======== SUPPLIED MATERIAL

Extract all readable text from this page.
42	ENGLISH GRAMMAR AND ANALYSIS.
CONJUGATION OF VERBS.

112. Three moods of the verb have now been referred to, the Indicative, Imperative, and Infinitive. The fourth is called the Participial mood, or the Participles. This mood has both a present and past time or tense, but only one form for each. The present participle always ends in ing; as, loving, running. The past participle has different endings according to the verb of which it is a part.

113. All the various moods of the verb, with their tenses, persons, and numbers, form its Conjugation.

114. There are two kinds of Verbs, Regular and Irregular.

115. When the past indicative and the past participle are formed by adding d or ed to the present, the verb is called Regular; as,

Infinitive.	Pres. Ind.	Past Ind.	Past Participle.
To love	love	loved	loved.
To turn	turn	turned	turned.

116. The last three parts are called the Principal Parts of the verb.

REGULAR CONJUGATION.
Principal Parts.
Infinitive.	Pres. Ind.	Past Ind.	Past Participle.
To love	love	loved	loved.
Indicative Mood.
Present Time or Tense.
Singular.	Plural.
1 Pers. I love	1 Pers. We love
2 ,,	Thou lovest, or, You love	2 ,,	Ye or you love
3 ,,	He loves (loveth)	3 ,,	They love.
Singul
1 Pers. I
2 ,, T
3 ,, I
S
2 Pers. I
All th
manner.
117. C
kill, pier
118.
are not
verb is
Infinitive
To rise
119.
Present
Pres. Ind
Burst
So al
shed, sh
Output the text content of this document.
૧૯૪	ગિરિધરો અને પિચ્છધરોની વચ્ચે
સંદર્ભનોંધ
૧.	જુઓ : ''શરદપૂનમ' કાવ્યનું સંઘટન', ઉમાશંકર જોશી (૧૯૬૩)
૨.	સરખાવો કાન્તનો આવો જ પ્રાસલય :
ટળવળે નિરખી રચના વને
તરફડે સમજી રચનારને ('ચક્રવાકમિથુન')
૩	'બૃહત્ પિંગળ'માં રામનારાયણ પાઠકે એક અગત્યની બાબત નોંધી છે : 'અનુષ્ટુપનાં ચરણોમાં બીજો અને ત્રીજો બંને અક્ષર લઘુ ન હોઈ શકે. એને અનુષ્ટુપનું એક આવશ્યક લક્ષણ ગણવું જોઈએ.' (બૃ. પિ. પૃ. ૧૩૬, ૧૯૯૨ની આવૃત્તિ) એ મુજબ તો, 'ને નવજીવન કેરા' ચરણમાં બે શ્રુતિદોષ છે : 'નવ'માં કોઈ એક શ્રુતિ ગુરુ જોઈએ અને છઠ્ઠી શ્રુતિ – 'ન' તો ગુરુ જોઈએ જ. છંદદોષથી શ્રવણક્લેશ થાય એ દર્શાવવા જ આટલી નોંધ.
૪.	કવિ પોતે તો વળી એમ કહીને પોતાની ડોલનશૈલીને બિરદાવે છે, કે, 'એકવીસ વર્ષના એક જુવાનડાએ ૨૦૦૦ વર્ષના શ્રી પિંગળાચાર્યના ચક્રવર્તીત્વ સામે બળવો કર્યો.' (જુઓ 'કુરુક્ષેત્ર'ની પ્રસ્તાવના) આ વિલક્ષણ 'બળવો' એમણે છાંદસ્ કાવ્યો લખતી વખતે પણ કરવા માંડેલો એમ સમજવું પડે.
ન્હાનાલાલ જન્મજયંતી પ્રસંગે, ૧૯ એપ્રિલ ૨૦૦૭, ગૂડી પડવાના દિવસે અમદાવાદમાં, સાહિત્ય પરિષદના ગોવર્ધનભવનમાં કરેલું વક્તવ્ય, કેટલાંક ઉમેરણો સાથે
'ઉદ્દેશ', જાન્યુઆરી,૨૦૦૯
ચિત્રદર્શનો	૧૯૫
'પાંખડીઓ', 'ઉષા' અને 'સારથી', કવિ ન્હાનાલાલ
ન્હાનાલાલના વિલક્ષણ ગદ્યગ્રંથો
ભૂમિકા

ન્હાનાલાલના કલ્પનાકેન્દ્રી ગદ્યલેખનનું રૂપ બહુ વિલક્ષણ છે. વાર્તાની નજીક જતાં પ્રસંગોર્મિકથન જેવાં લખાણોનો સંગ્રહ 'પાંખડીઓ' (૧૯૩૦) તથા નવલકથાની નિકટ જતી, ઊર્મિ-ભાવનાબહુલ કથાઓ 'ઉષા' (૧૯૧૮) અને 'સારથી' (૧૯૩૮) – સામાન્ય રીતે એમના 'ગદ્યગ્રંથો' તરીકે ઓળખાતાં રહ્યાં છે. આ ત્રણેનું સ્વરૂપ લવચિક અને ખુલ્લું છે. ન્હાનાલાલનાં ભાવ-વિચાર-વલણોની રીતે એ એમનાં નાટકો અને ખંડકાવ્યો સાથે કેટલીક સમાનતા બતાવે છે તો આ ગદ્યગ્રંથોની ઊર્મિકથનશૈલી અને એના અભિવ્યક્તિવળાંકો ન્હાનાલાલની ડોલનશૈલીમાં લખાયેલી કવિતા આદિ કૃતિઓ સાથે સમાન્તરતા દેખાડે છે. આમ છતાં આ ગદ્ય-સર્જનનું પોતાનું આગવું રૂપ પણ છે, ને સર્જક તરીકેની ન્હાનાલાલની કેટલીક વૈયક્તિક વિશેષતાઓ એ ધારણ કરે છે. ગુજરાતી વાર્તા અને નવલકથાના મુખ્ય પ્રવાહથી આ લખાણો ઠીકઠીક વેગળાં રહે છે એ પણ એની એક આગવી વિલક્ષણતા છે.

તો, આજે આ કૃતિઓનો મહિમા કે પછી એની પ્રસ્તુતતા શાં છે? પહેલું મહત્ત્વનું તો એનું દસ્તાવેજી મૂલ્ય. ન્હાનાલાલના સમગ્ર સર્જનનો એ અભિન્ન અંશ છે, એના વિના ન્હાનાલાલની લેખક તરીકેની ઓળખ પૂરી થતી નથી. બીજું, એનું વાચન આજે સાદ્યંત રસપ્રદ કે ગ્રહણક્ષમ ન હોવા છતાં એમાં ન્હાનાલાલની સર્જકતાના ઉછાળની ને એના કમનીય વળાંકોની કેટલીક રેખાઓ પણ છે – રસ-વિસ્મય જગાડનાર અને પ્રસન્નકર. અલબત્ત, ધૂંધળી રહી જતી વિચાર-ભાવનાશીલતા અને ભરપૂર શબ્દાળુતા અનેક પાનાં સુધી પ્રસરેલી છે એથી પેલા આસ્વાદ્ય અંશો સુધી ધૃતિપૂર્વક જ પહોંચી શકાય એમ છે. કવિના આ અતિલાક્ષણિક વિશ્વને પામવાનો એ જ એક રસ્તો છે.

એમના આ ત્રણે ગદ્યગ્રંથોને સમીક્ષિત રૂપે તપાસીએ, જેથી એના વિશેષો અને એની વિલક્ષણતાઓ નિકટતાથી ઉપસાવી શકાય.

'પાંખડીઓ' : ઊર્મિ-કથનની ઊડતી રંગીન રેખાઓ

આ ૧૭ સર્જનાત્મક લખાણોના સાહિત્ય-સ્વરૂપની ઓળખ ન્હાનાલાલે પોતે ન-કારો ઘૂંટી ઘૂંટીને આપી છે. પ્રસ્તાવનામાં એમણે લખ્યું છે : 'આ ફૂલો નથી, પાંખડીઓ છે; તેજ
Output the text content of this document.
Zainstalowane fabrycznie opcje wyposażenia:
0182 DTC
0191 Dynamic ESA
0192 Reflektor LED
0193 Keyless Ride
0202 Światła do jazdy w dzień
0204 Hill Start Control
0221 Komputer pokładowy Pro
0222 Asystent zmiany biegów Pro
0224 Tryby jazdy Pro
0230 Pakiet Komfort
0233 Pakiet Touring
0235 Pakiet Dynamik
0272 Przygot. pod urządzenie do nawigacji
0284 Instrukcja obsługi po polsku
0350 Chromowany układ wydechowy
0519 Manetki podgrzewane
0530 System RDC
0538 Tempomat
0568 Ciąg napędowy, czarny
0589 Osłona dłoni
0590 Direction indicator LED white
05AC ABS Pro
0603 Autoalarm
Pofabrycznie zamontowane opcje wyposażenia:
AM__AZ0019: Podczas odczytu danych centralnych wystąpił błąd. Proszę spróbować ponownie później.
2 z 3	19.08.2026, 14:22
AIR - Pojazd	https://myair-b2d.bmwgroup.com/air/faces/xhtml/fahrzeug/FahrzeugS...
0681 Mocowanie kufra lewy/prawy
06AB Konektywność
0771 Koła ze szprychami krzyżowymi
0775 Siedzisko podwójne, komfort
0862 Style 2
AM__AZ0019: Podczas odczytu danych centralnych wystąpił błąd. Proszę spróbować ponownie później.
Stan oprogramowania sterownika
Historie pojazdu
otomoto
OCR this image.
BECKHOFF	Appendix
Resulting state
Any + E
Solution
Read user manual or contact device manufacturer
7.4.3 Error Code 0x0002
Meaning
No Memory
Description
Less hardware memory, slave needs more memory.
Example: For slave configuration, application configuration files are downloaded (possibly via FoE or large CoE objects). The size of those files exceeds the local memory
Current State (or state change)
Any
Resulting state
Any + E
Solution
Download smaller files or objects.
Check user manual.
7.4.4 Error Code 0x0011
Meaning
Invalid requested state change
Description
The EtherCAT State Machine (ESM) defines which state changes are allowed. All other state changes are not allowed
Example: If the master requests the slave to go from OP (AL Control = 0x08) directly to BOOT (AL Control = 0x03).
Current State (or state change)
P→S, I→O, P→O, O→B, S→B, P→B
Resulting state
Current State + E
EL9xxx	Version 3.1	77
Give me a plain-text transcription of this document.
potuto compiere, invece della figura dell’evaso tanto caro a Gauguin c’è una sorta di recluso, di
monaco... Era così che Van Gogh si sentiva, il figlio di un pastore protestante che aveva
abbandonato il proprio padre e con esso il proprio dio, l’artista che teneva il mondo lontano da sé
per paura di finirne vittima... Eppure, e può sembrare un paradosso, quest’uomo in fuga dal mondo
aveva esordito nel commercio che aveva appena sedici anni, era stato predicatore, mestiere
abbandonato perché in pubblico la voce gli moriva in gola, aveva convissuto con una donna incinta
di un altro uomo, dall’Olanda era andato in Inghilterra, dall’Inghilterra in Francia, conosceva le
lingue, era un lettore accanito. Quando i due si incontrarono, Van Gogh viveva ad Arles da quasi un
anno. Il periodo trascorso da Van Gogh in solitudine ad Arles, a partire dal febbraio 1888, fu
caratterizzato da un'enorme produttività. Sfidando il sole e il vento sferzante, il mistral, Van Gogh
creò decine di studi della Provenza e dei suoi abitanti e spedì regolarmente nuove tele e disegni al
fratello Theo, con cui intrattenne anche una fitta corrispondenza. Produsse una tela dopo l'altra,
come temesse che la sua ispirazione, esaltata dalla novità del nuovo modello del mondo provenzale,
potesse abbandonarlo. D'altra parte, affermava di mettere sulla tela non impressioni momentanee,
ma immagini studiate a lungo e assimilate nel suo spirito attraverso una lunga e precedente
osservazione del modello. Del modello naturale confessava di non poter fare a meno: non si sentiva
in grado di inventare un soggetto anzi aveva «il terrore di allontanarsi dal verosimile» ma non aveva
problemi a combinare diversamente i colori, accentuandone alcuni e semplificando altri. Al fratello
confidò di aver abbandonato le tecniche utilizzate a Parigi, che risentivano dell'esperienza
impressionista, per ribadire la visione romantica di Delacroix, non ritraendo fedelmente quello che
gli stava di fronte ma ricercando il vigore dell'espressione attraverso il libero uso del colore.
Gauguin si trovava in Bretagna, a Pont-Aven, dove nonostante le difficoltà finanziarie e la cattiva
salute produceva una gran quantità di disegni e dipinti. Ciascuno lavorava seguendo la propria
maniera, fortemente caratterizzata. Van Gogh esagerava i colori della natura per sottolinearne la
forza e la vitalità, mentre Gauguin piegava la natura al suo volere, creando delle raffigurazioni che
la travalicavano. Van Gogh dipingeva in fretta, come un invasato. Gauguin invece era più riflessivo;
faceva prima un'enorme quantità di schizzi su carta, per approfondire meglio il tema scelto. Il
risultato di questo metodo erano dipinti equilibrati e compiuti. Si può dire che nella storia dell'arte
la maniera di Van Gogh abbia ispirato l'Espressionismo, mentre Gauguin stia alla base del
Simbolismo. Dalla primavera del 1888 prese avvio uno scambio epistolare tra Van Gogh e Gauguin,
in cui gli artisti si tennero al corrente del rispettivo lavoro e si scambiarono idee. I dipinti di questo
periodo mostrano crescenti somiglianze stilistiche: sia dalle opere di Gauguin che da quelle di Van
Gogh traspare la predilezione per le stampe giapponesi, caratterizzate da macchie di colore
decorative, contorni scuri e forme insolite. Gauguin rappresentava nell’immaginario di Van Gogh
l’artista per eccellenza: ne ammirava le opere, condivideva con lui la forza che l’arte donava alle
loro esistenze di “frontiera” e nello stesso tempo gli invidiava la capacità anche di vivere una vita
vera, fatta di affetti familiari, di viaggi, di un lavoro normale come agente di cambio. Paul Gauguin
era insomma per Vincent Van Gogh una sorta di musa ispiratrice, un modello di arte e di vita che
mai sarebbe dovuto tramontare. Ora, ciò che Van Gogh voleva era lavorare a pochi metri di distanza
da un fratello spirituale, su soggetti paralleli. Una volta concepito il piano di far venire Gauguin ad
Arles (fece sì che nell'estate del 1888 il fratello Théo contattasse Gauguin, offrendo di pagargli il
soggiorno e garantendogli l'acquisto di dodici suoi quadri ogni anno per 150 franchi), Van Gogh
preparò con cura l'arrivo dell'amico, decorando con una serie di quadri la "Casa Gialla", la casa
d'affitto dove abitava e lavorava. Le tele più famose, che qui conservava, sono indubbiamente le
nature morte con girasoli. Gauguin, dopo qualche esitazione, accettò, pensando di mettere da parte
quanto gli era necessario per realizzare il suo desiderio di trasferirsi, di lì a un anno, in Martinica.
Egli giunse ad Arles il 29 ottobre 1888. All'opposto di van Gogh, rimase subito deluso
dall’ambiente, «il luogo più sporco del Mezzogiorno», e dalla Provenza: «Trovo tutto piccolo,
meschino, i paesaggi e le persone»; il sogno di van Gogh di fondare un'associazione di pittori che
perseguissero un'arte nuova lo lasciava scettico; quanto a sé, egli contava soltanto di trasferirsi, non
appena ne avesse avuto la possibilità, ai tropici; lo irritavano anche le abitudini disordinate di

================

### BRIEF:
For each line of the entries that includes "Gauguin", show that line.

### FULL SOLUTION:
potuto compiere, invece della figura dell’evaso tanto caro a Gauguin c’è una sorta di recluso, di
Gauguin si trovava in Bretagna, a Pont-Aven, dove nonostante le difficoltà finanziarie e la cattiva
forza e la vitalità, mentre Gauguin piegava la natura al suo volere, creando delle raffigurazioni che
la travalicavano. Van Gogh dipingeva in fretta, come un invasato. Gauguin invece era più riflessivo;
la maniera di Van Gogh abbia ispirato l'Espressionismo, mentre Gauguin stia alla base del
Simbolismo. Dalla primavera del 1888 prese avvio uno scambio epistolare tra Van Gogh e Gauguin,
periodo mostrano crescenti somiglianze stilistiche: sia dalle opere di Gauguin che da quelle di Van
decorative, contorni scuri e forme insolite. Gauguin rappresentava nell’immaginario di Van Gogh
vera, fatta di affetti familiari, di viaggi, di un lavoro normale come agente di cambio. Paul Gauguin
da un fratello spirituale, su soggetti paralleli. Una volta concepito il piano di far venire Gauguin ad
Arles (fece sì che nell'estate del 1888 il fratello Théo contattasse Gauguin, offrendo di pagargli il
nature morte con girasoli. Gauguin, dopo qualche esitazione, accettò, pensando di mettere da parte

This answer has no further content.